In a June 14 letter to NEM market participants, AER notably warned generators that are withdrawing available capacity from the market—especially if that behavior is to avoid the administered pricing cap—to heed market rule obligations. “Market participants must not by any act or omission, whether intentionally or recklessly, cause or significantly contribute to the circumstances causing a direction to be issued, without reasonable cause,” wrote AER Chair Clare Savage.

National gas and power market rule-maker Australian Energy Market Commission (AEMC), meanwhile, has set out to improve the quality and transparency of generator outages. The agency published a draft rule on May 26 as part of its medium-term projected assessment of system adequacy (MT PASA) process “to improve understanding about why particular generators are unavailable and how long they would take to come back online.” The draft rule, however, also requires generators to lodge a “reason” and a “recall time” when submitting their expected availability.

“As older generators approach the end of their technical life, their operators may shift to cyclical operating regimes, opting only to generate for certain periods of the year to maximize their profitability. This is due to large amounts of renewable energy generators entering the market and applying downward pressure on prices, especially at particular times of the day and year,” the AEMC acknowledged. The AEMC said that as more generators move to cyclical operating regimes, the challenge of operating the power system to deliver reliable, secure supply is expected to grow.

The AEMC has also acted quickly in response to recent market volatility in the NEM. On June 15, the regulator rolled out an administered price cap (APC) compensation process that allows scheduled generators, non-scheduled generators, scheduled network service providers, scheduled loads, ancillary service providers, and demand response service providers to bid into the market while providing protection from losses.

Under the process, which the AEMC will run independently (and will apply to eligible generators who supply during the AEMO’s suspension price periods), these parties can claim compensation if they provided energy or other services during an administered price period and incurred a net loss. “That is, their direct and/or opportunity costs exceeded their total revenue from the spot market over an entire ‘eligibility period,’ ” the AEMC specified.

While the CPT is designed “to protect customers from extended high price periods,” the APC compensation process, is “aimed to ensure generators continue to bid into the market and they do not face losses during this period,” the AEMC explained.

# Data records:
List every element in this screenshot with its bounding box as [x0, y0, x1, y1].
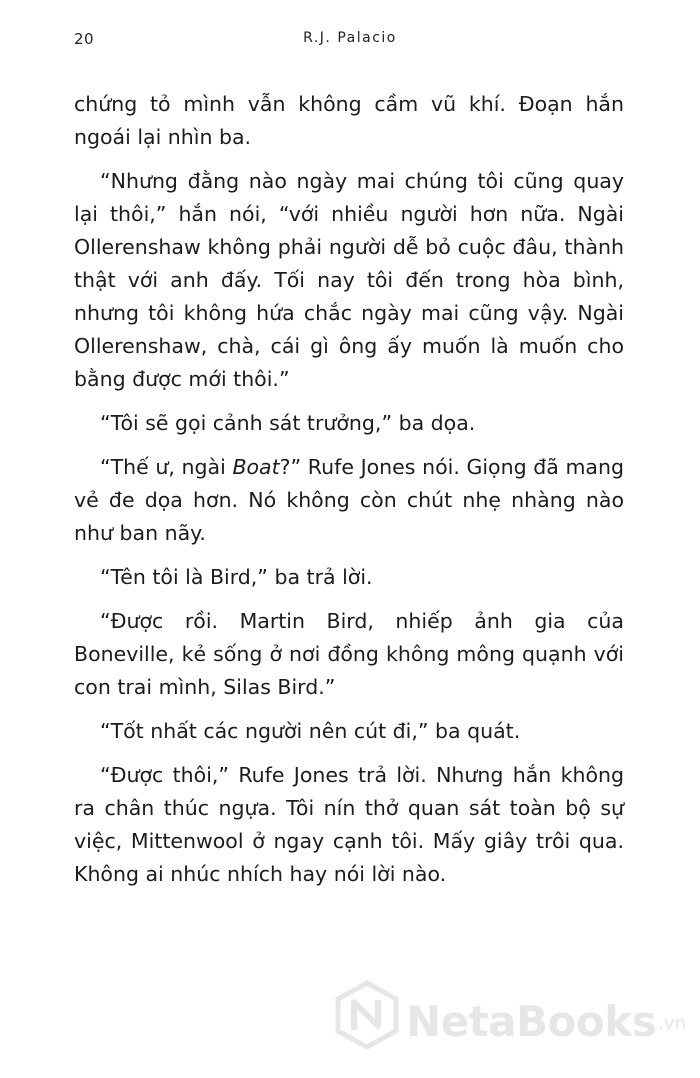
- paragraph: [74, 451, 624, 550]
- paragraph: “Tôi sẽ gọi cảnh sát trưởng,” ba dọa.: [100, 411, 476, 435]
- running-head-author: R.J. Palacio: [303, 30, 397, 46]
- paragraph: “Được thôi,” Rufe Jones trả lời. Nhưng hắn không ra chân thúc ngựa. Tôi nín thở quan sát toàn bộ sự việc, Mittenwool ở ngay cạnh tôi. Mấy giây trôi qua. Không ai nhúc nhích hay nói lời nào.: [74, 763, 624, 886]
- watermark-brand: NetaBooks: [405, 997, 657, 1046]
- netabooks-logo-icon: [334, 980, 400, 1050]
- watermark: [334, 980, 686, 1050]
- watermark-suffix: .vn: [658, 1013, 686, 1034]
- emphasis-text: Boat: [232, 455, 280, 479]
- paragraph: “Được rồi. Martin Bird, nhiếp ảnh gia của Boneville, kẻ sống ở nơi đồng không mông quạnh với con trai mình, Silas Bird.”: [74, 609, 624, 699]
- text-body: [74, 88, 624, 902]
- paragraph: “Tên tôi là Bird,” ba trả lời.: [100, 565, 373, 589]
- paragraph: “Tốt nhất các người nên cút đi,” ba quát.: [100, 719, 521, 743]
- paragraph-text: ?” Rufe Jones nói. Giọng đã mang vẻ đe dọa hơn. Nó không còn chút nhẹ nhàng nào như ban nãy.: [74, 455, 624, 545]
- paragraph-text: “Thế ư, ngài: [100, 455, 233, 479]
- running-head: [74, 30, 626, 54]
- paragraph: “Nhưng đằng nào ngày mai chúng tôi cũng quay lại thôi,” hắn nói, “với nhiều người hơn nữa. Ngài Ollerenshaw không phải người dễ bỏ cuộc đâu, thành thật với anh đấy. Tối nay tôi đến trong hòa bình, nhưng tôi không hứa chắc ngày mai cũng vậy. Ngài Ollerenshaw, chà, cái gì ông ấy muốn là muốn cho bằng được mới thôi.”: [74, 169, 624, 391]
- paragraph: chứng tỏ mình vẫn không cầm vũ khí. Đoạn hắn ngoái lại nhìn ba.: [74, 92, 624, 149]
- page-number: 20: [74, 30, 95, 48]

# Stated problem A:
Can you copy the rows exactly, from the row containing "- paragraph: [74, 451, 624, 550]" through the row containing "- running-head-author: R.J.", with both of those rows included?
# Stated problem B:
Can you continue the text on Australian power market rules, picking up right after its final sentence?

# Final answer A:
- paragraph: [74, 451, 624, 550]
- paragraph: “Tôi sẽ gọi cảnh sát trưởng,” ba dọa.: [100, 411, 476, 435]
- running-head-author: R.J. Palacio: [303, 30, 397, 46]

# Final answer B:
Is the NEM Broken? No, Says Power and Gas Trade Group

According to trade group AEC’s McNamara, the NEM’s suspension may ultimately lead to much-needed reform. “Is the NEM broken? The short answer is no,” she noted in a blog post explaining the current energy crisis.The long answer is recent events have revealed the need for some simple, but important repairs.”

McNamara suggested the crisis has been “a combination punch of shocks: global energy shortage, increased exposure to spot prices, cold, wet weather, and unplanned, prolonged outages.”

The result: A “perfect storm” of disruptions for Australia, which has historically been a substantial net exporter of energy, including coal and natural gas. The country’s net exports equate to over two-thirds of production. Around 90% of black coal energy production was exported in 2020, as was around 74% of domestic natural gas production, the government says. 

Oil, gas, and coal sanctions imposed on Russia prompted an “aggressive re-contracting of available energy supply chains,” which “sent global prices for these fossil fuels to record highs,” noted McNamara.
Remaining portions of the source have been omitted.